Stated task: Repeat every record below exactly as written.

Records:
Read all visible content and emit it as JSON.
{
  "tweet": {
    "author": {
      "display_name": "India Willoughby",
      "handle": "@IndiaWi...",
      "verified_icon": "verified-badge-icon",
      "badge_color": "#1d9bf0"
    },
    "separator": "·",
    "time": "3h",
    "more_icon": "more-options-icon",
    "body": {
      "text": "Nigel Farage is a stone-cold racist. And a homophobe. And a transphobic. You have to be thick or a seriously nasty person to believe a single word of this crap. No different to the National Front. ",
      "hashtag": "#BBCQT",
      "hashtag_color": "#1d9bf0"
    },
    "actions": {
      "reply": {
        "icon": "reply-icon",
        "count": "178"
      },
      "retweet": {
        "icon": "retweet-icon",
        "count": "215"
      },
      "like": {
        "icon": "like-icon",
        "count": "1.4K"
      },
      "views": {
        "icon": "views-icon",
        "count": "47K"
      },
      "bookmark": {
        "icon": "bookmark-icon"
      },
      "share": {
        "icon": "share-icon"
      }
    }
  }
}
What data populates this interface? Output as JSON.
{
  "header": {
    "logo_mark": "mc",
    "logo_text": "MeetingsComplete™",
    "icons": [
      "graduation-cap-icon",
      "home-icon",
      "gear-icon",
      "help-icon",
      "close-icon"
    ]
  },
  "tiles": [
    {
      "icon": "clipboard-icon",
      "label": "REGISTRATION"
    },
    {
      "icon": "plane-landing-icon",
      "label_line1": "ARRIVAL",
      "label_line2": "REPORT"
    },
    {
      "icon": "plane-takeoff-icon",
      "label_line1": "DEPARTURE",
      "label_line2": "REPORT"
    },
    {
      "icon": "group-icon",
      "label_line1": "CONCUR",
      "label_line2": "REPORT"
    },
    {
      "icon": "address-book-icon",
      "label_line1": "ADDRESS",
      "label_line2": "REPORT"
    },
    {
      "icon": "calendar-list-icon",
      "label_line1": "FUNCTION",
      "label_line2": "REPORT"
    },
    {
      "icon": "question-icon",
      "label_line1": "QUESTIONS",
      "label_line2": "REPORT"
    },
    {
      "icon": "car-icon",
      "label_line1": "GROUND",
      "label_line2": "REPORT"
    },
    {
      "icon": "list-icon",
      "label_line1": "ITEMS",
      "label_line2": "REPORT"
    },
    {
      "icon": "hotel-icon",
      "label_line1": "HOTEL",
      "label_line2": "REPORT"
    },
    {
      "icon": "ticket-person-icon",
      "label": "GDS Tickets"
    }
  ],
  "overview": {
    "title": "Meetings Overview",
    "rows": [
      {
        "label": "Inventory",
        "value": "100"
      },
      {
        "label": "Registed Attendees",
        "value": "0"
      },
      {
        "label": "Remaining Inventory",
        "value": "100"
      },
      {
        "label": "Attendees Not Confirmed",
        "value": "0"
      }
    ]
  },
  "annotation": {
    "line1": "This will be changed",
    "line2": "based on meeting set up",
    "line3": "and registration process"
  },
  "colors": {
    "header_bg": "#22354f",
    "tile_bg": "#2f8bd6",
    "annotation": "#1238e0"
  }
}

Written answer:
Read all visible content and emit it as JSON.
{
  "tweet": {
    "author": {
      "display_name": "India Willoughby",
      "handle": "@IndiaWi...",
      "verified_icon": "verified-badge-icon",
      "badge_color": "#1d9bf0"
    },
    "separator": "·",
    "time": "3h",
    "more_icon": "more-options-icon",
    "body": {
      "text": "Nigel Farage is a stone-cold racist. And a homophobe. And a transphobic. You have to be thick or a seriously nasty person to believe a single word of this crap. No different to the National Front. ",
      "hashtag": "#BBCQT",
      "hashtag_color": "#1d9bf0"
    },
    "actions": {
      "reply": {
        "icon": "reply-icon",
        "count": "178"
      },
      "retweet": {
        "icon": "retweet-icon",
        "count": "215"
      },
      "like": {
        "icon": "like-icon",
        "count": "1.4K"
      },
      "views": {
        "icon": "views-icon",
        "count": "47K"
      },
      "bookmark": {
        "icon": "bookmark-icon"
      },
      "share": {
        "icon": "share-icon"
      }
    }
  }
}
What data populates this interface? Output as JSON.
{
  "header": {
    "logo_mark": "mc",
    "logo_text": "MeetingsComplete™",
    "icons": [
      "graduation-cap-icon",
      "home-icon",
      "gear-icon",
      "help-icon",
      "close-icon"
    ]
  },
  "tiles": [
    {
      "icon": "clipboard-icon",
      "label": "REGISTRATION"
    },
    {
      "icon": "plane-landing-icon",
      "label_line1": "ARRIVAL",
      "label_line2": "REPORT"
    },
    {
      "icon": "plane-takeoff-icon",
      "label_line1": "DEPARTURE",
      "label_line2": "REPORT"
    },
    {
      "icon": "group-icon",
      "label_line1": "CONCUR",
      "label_line2": "REPORT"
    },
    {
      "icon": "address-book-icon",
      "label_line1": "ADDRESS",
      "label_line2": "REPORT"
    },
    {
      "icon": "calendar-list-icon",
      "label_line1": "FUNCTION",
      "label_line2": "REPORT"
    },
    {
      "icon": "question-icon",
      "label_line1": "QUESTIONS",
      "label_line2": "REPORT"
    },
    {
      "icon": "car-icon",
      "label_line1": "GROUND",
      "label_line2": "REPORT"
    },
    {
      "icon": "list-icon",
      "label_line1": "ITEMS",
      "label_line2": "REPORT"
    },
    {
      "icon": "hotel-icon",
      "label_line1": "HOTEL",
      "label_line2": "REPORT"
    },
    {
      "icon": "ticket-person-icon",
      "label": "GDS Tickets"
    }
  ],
  "overview": {
    "title": "Meetings Overview",
    "rows": [
      {
        "label": "Inventory",
        "value": "100"
      },
      {
        "label": "Registed Attendees",
        "value": "0"
      },
      {
        "label": "Remaining Inventory",
        "value": "100"
      },
      {
        "label": "Attendees Not Confirmed",
        "value": "0"
      }
    ]
  },
  "annotation": {
    "line1": "This will be changed",
    "line2": "based on meeting set up",
    "line3": "and registration process"
  },
  "colors": {
    "header_bg": "#22354f",
    "tile_bg": "#2f8bd6",
    "annotation": "#1238e0"
  }
}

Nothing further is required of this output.